* Challenge
From the entries below, report how many lines contain the string "color". Give only that number.

⁂

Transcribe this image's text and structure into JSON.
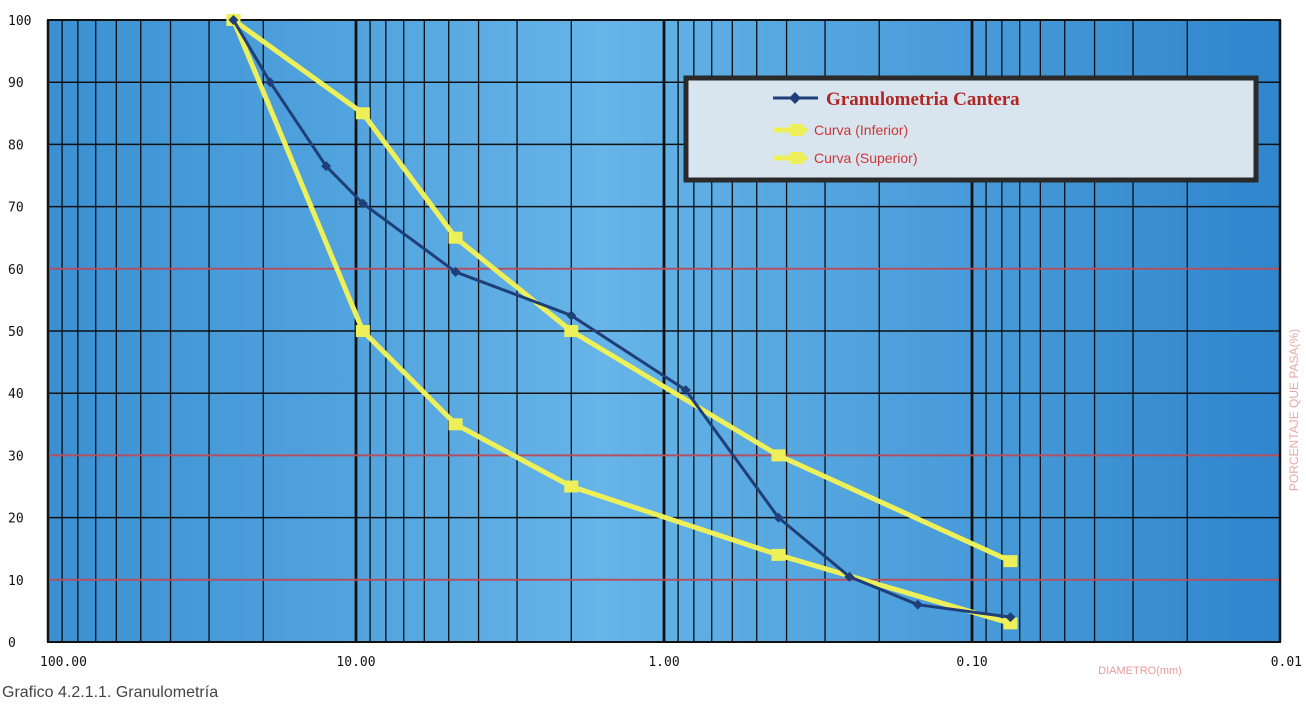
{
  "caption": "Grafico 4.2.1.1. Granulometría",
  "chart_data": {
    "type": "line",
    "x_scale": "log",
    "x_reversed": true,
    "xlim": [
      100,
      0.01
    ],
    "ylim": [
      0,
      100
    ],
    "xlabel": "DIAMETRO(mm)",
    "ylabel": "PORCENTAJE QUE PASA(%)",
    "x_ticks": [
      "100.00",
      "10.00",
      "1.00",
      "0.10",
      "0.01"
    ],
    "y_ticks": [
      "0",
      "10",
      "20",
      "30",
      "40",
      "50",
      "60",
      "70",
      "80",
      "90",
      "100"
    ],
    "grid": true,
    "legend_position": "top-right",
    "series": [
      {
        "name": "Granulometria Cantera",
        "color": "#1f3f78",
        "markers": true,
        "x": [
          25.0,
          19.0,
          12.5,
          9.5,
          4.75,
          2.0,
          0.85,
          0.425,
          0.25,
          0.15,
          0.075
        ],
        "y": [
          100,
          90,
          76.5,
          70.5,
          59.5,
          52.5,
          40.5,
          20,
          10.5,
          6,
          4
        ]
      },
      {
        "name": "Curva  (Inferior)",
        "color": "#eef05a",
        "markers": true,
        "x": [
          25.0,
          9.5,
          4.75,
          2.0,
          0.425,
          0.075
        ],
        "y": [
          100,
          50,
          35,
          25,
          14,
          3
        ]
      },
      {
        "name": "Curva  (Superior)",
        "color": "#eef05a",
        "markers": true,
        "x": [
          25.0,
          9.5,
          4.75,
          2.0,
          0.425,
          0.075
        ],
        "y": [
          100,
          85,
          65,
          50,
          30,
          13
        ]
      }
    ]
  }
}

⁂

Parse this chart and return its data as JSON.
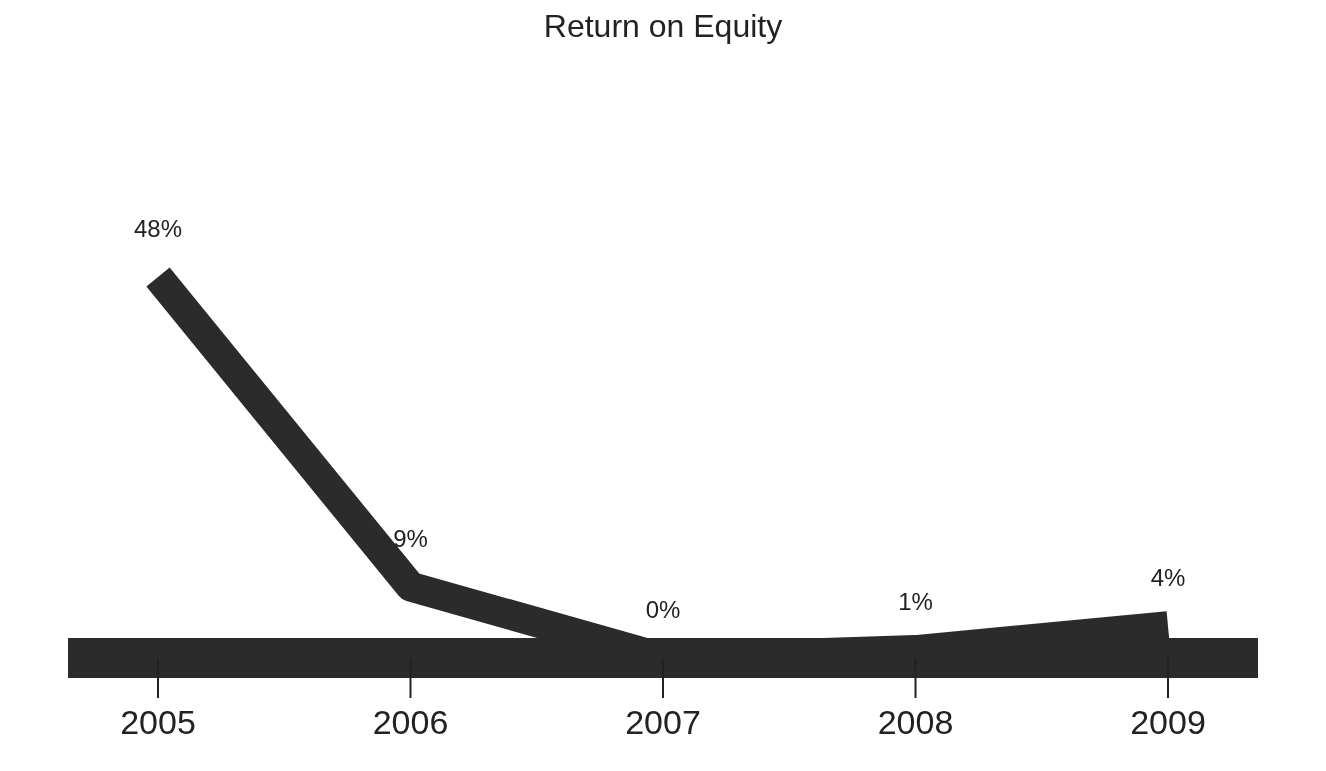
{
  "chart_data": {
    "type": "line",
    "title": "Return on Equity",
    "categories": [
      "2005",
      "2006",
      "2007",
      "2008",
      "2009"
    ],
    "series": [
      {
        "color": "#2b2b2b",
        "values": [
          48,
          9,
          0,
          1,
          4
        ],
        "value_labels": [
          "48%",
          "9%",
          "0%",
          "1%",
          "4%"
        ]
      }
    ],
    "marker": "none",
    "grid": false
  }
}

⁂

* Finished exercise
4